Material shown:
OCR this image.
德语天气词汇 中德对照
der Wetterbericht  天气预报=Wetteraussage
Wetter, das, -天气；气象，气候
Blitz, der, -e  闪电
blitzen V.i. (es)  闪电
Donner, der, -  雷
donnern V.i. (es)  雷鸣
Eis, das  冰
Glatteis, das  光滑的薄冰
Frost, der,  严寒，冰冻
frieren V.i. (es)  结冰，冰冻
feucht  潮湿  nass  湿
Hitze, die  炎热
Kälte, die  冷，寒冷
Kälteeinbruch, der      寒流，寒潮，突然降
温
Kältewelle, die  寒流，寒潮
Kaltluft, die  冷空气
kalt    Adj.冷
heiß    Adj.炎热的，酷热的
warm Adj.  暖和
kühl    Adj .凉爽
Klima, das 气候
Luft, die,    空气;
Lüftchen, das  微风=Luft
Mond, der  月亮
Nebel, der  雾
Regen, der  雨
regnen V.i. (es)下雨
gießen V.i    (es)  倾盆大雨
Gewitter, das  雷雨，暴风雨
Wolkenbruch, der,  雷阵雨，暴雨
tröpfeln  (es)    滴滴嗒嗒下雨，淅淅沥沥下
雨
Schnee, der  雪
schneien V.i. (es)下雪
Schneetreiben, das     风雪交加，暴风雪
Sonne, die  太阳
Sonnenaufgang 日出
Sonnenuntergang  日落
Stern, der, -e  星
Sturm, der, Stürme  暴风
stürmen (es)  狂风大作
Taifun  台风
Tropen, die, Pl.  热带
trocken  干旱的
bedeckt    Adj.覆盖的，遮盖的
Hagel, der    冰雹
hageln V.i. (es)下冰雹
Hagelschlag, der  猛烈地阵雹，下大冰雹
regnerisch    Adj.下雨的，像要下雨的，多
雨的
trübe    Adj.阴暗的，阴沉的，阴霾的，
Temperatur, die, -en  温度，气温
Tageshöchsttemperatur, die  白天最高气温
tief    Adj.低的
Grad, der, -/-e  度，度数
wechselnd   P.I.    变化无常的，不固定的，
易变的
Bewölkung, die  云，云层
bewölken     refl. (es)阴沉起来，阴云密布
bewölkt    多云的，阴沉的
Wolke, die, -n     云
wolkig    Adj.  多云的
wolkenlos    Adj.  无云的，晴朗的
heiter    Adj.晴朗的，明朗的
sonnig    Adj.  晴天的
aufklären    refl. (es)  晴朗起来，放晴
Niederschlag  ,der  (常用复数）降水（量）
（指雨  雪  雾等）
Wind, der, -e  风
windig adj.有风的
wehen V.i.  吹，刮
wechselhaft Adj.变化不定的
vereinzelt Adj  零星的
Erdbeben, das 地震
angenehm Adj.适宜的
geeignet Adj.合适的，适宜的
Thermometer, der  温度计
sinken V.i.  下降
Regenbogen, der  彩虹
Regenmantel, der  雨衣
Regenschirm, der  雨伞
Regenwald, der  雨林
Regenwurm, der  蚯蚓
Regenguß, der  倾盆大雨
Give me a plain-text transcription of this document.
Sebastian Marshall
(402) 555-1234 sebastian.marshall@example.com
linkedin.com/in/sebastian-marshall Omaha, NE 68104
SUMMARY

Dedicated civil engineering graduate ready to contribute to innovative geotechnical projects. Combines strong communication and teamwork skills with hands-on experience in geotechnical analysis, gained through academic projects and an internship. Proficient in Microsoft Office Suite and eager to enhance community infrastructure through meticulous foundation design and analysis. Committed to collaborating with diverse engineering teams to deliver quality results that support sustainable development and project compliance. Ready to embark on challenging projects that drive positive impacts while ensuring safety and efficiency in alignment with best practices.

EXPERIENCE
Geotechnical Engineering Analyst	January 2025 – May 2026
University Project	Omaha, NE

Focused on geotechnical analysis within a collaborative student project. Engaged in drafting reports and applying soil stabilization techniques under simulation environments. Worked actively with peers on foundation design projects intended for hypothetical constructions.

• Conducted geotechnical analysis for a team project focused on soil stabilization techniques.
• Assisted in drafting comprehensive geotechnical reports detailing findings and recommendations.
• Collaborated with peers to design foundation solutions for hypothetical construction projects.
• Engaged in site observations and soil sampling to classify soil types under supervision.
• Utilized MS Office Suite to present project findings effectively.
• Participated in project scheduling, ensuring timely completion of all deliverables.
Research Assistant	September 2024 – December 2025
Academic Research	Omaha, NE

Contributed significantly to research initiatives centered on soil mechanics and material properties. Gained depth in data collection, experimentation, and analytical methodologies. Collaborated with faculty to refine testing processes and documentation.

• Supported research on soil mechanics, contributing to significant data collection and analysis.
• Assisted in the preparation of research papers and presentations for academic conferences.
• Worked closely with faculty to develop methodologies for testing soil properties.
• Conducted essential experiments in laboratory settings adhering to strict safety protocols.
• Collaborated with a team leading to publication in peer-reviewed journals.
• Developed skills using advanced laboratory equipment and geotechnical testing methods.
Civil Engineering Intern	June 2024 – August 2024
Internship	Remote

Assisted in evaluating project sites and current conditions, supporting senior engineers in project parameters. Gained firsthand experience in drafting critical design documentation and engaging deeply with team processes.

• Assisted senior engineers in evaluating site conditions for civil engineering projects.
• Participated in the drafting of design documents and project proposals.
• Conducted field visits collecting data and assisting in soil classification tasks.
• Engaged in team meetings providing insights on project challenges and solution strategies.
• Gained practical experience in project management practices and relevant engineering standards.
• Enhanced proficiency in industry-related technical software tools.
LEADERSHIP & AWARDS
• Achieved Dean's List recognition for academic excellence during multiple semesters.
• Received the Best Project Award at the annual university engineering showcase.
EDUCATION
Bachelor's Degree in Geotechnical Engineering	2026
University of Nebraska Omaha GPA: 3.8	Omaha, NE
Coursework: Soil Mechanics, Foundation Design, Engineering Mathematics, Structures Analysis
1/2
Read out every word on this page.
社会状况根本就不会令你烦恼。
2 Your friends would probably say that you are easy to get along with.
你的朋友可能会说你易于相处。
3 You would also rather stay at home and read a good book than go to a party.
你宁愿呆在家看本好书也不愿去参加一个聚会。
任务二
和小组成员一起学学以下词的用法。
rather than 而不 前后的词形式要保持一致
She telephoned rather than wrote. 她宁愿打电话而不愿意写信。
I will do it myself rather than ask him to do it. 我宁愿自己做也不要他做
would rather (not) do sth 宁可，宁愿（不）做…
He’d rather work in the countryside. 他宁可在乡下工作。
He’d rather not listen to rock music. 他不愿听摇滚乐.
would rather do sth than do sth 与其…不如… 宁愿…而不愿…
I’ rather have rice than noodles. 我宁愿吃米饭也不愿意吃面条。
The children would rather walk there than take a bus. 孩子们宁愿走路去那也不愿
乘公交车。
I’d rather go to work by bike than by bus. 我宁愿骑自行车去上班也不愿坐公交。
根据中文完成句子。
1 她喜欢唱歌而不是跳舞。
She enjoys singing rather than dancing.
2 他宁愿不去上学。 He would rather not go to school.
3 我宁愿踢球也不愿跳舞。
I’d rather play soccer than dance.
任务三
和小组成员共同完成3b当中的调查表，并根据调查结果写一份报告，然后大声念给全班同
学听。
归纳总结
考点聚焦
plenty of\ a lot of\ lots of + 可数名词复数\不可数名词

Task instructions:
Set out the complete listing exactly as shown.

Exercise answer:
OCR this image.
德语天气词汇 中德对照
der Wetterbericht  天气预报=Wetteraussage
Wetter, das, -天气；气象，气候
Blitz, der, -e  闪电
blitzen V.i. (es)  闪电
Donner, der, -  雷
donnern V.i. (es)  雷鸣
Eis, das  冰
Glatteis, das  光滑的薄冰
Frost, der,  严寒，冰冻
frieren V.i. (es)  结冰，冰冻
feucht  潮湿  nass  湿
Hitze, die  炎热
Kälte, die  冷，寒冷
Kälteeinbruch, der      寒流，寒潮，突然降
温
Kältewelle, die  寒流，寒潮
Kaltluft, die  冷空气
kalt    Adj.冷
heiß    Adj.炎热的，酷热的
warm Adj.  暖和
kühl    Adj .凉爽
Klima, das 气候
Luft, die,    空气;
Lüftchen, das  微风=Luft
Mond, der  月亮
Nebel, der  雾
Regen, der  雨
regnen V.i. (es)下雨
gießen V.i    (es)  倾盆大雨
Gewitter, das  雷雨，暴风雨
Wolkenbruch, der,  雷阵雨，暴雨
tröpfeln  (es)    滴滴嗒嗒下雨，淅淅沥沥下
雨
Schnee, der  雪
schneien V.i. (es)下雪
Schneetreiben, das     风雪交加，暴风雪
Sonne, die  太阳
Sonnenaufgang 日出
Sonnenuntergang  日落
Stern, der, -e  星
Sturm, der, Stürme  暴风
stürmen (es)  狂风大作
Taifun  台风
Tropen, die, Pl.  热带
trocken  干旱的
bedeckt    Adj.覆盖的，遮盖的
Hagel, der    冰雹
hageln V.i. (es)下冰雹
Hagelschlag, der  猛烈地阵雹，下大冰雹
regnerisch    Adj.下雨的，像要下雨的，多
雨的
trübe    Adj.阴暗的，阴沉的，阴霾的，
Temperatur, die, -en  温度，气温
Tageshöchsttemperatur, die  白天最高气温
tief    Adj.低的
Grad, der, -/-e  度，度数
wechselnd   P.I.    变化无常的，不固定的，
易变的
Bewölkung, die  云，云层
bewölken     refl. (es)阴沉起来，阴云密布
bewölkt    多云的，阴沉的
Wolke, die, -n     云
wolkig    Adj.  多云的
wolkenlos    Adj.  无云的，晴朗的
heiter    Adj.晴朗的，明朗的
sonnig    Adj.  晴天的
aufklären    refl. (es)  晴朗起来，放晴
Niederschlag  ,der  (常用复数）降水（量）
（指雨  雪  雾等）
Wind, der, -e  风
windig adj.有风的
wehen V.i.  吹，刮
wechselhaft Adj.变化不定的
vereinzelt Adj  零星的
Erdbeben, das 地震
angenehm Adj.适宜的
geeignet Adj.合适的，适宜的
Thermometer, der  温度计
sinken V.i.  下降
Regenbogen, der  彩虹
Regenmantel, der  雨衣
Regenschirm, der  雨伞
Regenwald, der  雨林
Regenwurm, der  蚯蚓
Regenguß, der  倾盆大雨
Give me a plain-text transcription of this document.
Sebastian Marshall
(402) 555-1234 sebastian.marshall@example.com
linkedin.com/in/sebastian-marshall Omaha, NE 68104
SUMMARY

Dedicated civil engineering graduate ready to contribute to innovative geotechnical projects. Combines strong communication and teamwork skills with hands-on experience in geotechnical analysis, gained through academic projects and an internship. Proficient in Microsoft Office Suite and eager to enhance community infrastructure through meticulous foundation design and analysis. Committed to collaborating with diverse engineering teams to deliver quality results that support sustainable development and project compliance. Ready to embark on challenging projects that drive positive impacts while ensuring safety and efficiency in alignment with best practices.

EXPERIENCE
Geotechnical Engineering Analyst	January 2025 – May 2026
University Project	Omaha, NE

Focused on geotechnical analysis within a collaborative student project. Engaged in drafting reports and applying soil stabilization techniques under simulation environments. Worked actively with peers on foundation design projects intended for hypothetical constructions.

• Conducted geotechnical analysis for a team project focused on soil stabilization techniques.
• Assisted in drafting comprehensive geotechnical reports detailing findings and recommendations.
• Collaborated with peers to design foundation solutions for hypothetical construction projects.
• Engaged in site observations and soil sampling to classify soil types under supervision.
• Utilized MS Office Suite to present project findings effectively.
• Participated in project scheduling, ensuring timely completion of all deliverables.
Research Assistant	September 2024 – December 2025
Academic Research	Omaha, NE

Contributed significantly to research initiatives centered on soil mechanics and material properties. Gained depth in data collection, experimentation, and analytical methodologies. Collaborated with faculty to refine testing processes and documentation.

• Supported research on soil mechanics, contributing to significant data collection and analysis.
• Assisted in the preparation of research papers and presentations for academic conferences.
• Worked closely with faculty to develop methodologies for testing soil properties.
• Conducted essential experiments in laboratory settings adhering to strict safety protocols.
• Collaborated with a team leading to publication in peer-reviewed journals.
• Developed skills using advanced laboratory equipment and geotechnical testing methods.
Civil Engineering Intern	June 2024 – August 2024
Internship	Remote

Assisted in evaluating project sites and current conditions, supporting senior engineers in project parameters. Gained firsthand experience in drafting critical design documentation and engaging deeply with team processes.

• Assisted senior engineers in evaluating site conditions for civil engineering projects.
• Participated in the drafting of design documents and project proposals.
• Conducted field visits collecting data and assisting in soil classification tasks.
• Engaged in team meetings providing insights on project challenges and solution strategies.
• Gained practical experience in project management practices and relevant engineering standards.
• Enhanced proficiency in industry-related technical software tools.
LEADERSHIP & AWARDS
• Achieved Dean's List recognition for academic excellence during multiple semesters.
• Received the Best Project Award at the annual university engineering showcase.
EDUCATION
Bachelor's Degree in Geotechnical Engineering	2026
University of Nebraska Omaha GPA: 3.8	Omaha, NE
Coursework: Soil Mechanics, Foundation Design, Engineering Mathematics, Structures Analysis
1/2
Read out every word on this page.
社会状况根本就不会令你烦恼。
2 Your friends would probably say that you are easy to get along with.
你的朋友可能会说你易于相处。
3 You would also rather stay at home and read a good book than go to a party.
你宁愿呆在家看本好书也不愿去参加一个聚会。
任务二
和小组成员一起学学以下词的用法。
rather than 而不 前后的词形式要保持一致
She telephoned rather than wrote. 她宁愿打电话而不愿意写信。
I will do it myself rather than ask him to do it. 我宁愿自己做也不要他做
would rather (not) do sth 宁可，宁愿（不）做…
He’d rather work in the countryside. 他宁可在乡下工作。
He’d rather not listen to rock music. 他不愿听摇滚乐.
would rather do sth than do sth 与其…不如… 宁愿…而不愿…
I’ rather have rice than noodles. 我宁愿吃米饭也不愿意吃面条。
The children would rather walk there than take a bus. 孩子们宁愿走路去那也不愿
乘公交车。
I’d rather go to work by bike than by bus. 我宁愿骑自行车去上班也不愿坐公交。
根据中文完成句子。
1 她喜欢唱歌而不是跳舞。
She enjoys singing rather than dancing.
2 他宁愿不去上学。 He would rather not go to school.
3 我宁愿踢球也不愿跳舞。
I’d rather play soccer than dance.
任务三
和小组成员共同完成3b当中的调查表，并根据调查结果写一份报告，然后大声念给全班同
学听。
归纳总结
考点聚焦
plenty of\ a lot of\ lots of + 可数名词复数\不可数名词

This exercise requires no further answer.